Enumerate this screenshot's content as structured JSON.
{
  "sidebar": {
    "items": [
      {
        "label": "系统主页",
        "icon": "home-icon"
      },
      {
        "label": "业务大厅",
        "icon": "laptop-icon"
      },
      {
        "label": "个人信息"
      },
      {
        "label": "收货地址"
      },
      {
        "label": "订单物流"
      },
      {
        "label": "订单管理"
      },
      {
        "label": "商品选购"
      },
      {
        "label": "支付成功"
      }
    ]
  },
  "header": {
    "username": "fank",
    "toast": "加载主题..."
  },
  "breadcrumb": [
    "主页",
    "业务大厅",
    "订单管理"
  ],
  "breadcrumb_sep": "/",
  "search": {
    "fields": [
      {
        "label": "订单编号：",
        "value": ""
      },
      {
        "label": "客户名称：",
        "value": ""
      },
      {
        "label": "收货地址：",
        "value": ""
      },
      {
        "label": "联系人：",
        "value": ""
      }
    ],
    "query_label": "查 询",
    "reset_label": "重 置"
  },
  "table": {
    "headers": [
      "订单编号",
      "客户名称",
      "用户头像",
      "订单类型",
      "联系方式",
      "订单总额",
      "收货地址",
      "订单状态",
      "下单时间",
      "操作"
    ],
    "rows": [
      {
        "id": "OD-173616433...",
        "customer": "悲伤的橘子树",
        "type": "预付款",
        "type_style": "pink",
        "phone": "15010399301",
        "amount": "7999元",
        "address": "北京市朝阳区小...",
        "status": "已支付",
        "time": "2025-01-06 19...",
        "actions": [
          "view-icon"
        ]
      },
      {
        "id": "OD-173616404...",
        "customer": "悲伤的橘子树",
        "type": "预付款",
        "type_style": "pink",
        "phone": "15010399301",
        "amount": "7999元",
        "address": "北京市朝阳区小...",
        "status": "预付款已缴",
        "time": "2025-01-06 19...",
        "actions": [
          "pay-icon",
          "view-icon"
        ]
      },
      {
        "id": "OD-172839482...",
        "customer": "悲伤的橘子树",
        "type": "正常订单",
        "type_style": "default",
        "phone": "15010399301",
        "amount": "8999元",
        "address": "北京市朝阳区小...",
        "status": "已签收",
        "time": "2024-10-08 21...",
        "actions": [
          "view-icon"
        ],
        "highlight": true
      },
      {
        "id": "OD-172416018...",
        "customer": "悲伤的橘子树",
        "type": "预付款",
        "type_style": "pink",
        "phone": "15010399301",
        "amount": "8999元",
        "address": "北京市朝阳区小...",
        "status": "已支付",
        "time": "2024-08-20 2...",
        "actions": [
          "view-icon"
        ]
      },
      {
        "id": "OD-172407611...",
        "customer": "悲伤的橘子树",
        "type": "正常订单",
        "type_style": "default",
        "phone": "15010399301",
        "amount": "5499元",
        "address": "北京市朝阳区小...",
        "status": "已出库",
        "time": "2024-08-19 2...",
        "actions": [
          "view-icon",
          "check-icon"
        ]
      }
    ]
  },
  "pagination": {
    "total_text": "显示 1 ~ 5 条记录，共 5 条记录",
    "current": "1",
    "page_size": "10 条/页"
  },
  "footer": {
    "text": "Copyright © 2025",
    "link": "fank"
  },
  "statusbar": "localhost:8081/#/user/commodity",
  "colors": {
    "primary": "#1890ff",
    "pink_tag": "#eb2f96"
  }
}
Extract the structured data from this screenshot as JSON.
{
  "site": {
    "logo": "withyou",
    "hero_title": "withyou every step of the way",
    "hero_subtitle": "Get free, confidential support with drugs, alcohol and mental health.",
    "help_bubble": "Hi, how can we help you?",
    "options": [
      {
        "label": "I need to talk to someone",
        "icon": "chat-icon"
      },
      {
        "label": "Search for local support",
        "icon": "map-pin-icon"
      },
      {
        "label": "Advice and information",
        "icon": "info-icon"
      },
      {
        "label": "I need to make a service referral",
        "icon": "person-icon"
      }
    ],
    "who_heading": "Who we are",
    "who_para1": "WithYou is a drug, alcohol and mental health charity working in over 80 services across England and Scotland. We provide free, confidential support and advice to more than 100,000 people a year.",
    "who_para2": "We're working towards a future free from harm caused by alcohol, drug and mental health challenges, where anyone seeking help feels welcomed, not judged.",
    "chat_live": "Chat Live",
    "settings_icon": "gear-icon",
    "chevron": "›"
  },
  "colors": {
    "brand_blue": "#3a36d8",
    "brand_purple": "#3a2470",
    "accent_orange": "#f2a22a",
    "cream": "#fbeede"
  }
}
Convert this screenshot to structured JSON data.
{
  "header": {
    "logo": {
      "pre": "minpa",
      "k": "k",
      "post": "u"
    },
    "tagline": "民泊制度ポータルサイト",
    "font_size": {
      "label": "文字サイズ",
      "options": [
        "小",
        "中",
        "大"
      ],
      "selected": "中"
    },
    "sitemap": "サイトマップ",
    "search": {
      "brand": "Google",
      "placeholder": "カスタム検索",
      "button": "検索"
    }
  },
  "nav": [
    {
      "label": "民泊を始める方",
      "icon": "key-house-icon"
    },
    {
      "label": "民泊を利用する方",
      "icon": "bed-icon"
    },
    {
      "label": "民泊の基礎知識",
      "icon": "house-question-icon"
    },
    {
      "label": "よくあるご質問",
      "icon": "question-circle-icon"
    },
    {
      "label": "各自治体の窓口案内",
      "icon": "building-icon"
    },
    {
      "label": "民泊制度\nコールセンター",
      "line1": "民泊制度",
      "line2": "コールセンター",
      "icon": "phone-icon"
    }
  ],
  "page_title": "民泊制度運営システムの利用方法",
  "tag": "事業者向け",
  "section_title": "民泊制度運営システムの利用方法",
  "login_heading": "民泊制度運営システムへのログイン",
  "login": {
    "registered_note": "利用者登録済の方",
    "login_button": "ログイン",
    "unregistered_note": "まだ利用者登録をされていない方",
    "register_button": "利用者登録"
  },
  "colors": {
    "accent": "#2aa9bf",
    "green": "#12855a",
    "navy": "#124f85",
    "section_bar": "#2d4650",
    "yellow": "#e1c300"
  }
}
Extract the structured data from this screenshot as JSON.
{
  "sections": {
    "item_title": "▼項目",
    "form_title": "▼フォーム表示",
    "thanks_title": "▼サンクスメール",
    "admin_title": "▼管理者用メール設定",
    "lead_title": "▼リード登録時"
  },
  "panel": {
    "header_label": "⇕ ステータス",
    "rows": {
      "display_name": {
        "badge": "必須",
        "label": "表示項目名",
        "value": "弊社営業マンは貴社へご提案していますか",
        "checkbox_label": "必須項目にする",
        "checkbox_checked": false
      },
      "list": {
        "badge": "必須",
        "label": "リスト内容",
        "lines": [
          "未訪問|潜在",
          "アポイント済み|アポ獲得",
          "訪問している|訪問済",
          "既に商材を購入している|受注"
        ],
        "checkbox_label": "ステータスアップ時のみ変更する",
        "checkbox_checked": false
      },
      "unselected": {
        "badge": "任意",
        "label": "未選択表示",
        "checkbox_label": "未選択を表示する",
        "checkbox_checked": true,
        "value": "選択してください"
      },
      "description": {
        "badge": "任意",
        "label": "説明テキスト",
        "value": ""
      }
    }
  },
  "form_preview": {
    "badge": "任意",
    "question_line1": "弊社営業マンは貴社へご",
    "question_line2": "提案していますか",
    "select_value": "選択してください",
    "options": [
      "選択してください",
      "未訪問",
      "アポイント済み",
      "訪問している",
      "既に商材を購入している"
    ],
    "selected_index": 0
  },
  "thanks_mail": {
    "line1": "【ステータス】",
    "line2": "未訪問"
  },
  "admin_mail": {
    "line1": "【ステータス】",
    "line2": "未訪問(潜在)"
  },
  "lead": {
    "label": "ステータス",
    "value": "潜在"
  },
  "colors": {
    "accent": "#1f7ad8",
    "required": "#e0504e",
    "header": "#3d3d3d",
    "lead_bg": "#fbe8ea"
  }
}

[EXERCISE TASK] Give only the number of lines above that hold the string "working".

[EXERCISE ANSWER] 2